### SHORT EXERCISE
Which lines contain the string "Rating"? Please list every one of them.

--- Begin RECORDS SHOWN ---

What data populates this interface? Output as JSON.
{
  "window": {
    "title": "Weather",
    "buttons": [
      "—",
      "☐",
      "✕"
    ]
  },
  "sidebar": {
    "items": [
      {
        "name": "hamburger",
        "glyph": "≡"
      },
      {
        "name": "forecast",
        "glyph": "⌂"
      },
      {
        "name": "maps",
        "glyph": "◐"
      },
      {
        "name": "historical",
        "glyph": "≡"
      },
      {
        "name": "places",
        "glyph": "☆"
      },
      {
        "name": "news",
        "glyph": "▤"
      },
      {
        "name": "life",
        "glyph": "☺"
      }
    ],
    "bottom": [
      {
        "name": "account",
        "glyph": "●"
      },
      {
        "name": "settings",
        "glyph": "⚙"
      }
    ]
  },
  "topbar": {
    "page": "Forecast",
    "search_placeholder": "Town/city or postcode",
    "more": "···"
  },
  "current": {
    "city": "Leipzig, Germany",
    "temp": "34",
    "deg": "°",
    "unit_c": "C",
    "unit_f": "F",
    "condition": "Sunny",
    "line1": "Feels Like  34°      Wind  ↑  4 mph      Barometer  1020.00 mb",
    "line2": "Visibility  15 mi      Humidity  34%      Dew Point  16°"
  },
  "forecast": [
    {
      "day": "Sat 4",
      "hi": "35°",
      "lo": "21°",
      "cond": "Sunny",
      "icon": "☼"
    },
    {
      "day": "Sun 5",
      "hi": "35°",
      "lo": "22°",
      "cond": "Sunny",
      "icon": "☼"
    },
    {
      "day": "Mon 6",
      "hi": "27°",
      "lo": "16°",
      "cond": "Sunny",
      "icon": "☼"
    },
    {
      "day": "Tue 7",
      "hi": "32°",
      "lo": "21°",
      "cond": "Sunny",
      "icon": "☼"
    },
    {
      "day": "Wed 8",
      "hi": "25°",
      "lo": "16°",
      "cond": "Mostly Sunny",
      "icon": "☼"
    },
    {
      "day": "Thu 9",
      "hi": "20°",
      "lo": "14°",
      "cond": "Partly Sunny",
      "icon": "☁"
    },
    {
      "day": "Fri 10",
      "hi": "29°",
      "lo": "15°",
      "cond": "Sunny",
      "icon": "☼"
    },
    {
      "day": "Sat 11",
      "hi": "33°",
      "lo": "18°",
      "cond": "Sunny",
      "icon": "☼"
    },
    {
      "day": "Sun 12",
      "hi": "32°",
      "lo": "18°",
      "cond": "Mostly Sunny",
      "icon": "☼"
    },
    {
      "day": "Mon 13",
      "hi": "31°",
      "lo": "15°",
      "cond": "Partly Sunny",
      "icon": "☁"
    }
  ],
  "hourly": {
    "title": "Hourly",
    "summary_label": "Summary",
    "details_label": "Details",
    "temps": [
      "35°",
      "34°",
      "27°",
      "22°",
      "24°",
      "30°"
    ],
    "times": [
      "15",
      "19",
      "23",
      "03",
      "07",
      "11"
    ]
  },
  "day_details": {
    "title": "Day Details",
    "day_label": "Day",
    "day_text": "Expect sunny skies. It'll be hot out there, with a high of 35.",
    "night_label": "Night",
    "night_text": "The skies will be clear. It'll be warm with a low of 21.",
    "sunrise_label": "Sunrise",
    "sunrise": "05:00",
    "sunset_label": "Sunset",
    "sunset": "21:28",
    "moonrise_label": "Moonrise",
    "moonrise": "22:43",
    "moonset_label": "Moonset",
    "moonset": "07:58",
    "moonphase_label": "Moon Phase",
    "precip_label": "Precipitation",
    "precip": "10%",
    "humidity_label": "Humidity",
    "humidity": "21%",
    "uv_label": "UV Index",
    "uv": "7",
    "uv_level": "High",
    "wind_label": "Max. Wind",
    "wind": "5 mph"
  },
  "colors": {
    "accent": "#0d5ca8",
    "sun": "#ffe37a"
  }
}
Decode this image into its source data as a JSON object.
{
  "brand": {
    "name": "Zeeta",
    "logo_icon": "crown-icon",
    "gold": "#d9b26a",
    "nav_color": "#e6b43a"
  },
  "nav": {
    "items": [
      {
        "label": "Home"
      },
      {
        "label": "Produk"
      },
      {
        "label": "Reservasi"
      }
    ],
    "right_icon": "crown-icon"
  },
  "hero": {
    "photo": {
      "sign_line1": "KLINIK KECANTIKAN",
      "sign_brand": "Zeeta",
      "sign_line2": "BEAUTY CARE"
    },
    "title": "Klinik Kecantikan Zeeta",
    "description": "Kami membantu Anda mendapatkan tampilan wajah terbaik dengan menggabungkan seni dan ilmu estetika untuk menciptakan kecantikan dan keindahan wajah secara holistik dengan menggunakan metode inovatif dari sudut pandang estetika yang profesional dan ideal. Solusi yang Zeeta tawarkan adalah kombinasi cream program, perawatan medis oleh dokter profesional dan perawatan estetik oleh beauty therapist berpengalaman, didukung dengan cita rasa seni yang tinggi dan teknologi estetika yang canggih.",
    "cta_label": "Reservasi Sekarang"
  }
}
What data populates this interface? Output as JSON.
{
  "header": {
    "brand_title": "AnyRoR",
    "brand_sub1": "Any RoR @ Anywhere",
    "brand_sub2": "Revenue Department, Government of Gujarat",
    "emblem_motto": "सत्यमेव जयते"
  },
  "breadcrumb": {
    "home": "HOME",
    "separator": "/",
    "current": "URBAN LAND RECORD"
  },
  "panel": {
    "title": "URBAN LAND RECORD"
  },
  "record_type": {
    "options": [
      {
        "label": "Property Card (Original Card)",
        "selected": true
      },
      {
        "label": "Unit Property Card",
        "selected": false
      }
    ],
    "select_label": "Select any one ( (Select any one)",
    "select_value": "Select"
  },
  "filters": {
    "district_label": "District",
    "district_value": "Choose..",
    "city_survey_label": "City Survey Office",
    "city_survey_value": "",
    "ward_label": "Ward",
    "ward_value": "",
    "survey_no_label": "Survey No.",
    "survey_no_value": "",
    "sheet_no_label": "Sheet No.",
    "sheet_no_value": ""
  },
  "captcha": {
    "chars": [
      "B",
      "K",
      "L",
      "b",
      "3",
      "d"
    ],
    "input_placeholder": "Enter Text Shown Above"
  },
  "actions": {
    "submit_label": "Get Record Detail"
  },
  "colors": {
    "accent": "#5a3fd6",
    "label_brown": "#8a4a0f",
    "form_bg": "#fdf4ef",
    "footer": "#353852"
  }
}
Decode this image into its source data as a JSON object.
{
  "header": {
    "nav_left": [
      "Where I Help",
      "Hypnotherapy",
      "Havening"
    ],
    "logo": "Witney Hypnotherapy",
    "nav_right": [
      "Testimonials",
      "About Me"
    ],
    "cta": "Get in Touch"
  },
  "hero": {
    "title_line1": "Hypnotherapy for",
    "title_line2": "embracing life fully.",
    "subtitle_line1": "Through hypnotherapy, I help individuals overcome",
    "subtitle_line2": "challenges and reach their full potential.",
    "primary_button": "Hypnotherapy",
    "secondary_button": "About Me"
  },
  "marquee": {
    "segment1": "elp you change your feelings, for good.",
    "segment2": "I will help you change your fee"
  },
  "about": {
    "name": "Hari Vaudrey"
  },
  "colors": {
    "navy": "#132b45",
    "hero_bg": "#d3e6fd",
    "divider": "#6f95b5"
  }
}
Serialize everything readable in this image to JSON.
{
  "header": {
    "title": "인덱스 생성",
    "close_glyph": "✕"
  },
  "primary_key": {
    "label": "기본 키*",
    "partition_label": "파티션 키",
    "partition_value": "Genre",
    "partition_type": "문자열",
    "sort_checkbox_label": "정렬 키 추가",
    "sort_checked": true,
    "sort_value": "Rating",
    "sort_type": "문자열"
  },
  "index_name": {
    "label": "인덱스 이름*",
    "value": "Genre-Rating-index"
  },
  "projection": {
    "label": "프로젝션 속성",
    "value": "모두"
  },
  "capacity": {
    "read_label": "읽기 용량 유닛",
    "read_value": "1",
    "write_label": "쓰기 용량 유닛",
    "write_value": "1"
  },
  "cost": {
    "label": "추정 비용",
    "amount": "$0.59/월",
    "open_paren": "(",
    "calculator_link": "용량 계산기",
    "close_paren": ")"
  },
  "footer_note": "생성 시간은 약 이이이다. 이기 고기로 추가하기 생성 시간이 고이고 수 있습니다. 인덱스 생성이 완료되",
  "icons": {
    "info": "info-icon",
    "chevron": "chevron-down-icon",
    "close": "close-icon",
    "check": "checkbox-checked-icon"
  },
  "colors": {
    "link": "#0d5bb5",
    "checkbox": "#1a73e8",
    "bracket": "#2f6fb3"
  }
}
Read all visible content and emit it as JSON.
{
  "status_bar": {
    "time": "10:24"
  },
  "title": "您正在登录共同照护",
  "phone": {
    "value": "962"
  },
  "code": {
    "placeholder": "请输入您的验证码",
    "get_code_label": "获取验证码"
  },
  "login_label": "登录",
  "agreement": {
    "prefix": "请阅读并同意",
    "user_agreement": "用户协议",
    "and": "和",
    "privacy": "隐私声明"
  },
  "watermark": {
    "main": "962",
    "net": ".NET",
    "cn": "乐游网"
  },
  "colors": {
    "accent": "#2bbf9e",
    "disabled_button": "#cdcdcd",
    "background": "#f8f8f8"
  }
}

--- End RECORDS SHOWN ---

### SOLUTION FOR THIS PROBLEM
    "sort_value": "Rating",
    "value": "Genre-Rating-index"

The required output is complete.